What the task requires
Print out every record exactly as it appears.

----- Recorded data

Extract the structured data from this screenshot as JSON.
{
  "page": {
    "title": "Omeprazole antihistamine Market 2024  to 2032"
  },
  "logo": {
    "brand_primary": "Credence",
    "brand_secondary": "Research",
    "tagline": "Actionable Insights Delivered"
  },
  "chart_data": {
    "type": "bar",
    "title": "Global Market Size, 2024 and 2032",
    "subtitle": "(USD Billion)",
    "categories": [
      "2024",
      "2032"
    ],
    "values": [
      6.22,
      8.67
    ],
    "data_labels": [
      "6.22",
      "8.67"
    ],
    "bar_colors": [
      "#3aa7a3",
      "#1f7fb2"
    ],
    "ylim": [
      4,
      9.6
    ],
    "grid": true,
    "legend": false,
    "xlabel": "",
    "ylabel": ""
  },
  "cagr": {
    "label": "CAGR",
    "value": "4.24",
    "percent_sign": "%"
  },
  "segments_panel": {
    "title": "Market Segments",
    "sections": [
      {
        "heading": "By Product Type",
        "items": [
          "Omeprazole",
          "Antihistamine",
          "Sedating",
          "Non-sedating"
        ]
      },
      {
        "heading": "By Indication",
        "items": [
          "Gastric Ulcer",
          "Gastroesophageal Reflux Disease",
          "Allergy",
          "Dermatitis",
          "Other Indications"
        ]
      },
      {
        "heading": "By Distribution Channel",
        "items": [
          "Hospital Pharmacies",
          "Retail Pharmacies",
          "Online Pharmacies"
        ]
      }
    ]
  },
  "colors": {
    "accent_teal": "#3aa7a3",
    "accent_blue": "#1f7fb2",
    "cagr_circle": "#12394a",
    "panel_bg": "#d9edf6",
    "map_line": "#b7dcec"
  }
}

----------

Output of the task
Extract the structured data from this screenshot as JSON.
{
  "page": {
    "title": "Omeprazole antihistamine Market 2024  to 2032"
  },
  "logo": {
    "brand_primary": "Credence",
    "brand_secondary": "Research",
    "tagline": "Actionable Insights Delivered"
  },
  "chart_data": {
    "type": "bar",
    "title": "Global Market Size, 2024 and 2032",
    "subtitle": "(USD Billion)",
    "categories": [
      "2024",
      "2032"
    ],
    "values": [
      6.22,
      8.67
    ],
    "data_labels": [
      "6.22",
      "8.67"
    ],
    "bar_colors": [
      "#3aa7a3",
      "#1f7fb2"
    ],
    "ylim": [
      4,
      9.6
    ],
    "grid": true,
    "legend": false,
    "xlabel": "",
    "ylabel": ""
  },
  "cagr": {
    "label": "CAGR",
    "value": "4.24",
    "percent_sign": "%"
  },
  "segments_panel": {
    "title": "Market Segments",
    "sections": [
      {
        "heading": "By Product Type",
        "items": [
          "Omeprazole",
          "Antihistamine",
          "Sedating",
          "Non-sedating"
        ]
      },
      {
        "heading": "By Indication",
        "items": [
          "Gastric Ulcer",
          "Gastroesophageal Reflux Disease",
          "Allergy",
          "Dermatitis",
          "Other Indications"
        ]
      },
      {
        "heading": "By Distribution Channel",
        "items": [
          "Hospital Pharmacies",
          "Retail Pharmacies",
          "Online Pharmacies"
        ]
      }
    ]
  },
  "colors": {
    "accent_teal": "#3aa7a3",
    "accent_blue": "#1f7fb2",
    "cagr_circle": "#12394a",
    "panel_bg": "#d9edf6",
    "map_line": "#b7dcec"
  }
}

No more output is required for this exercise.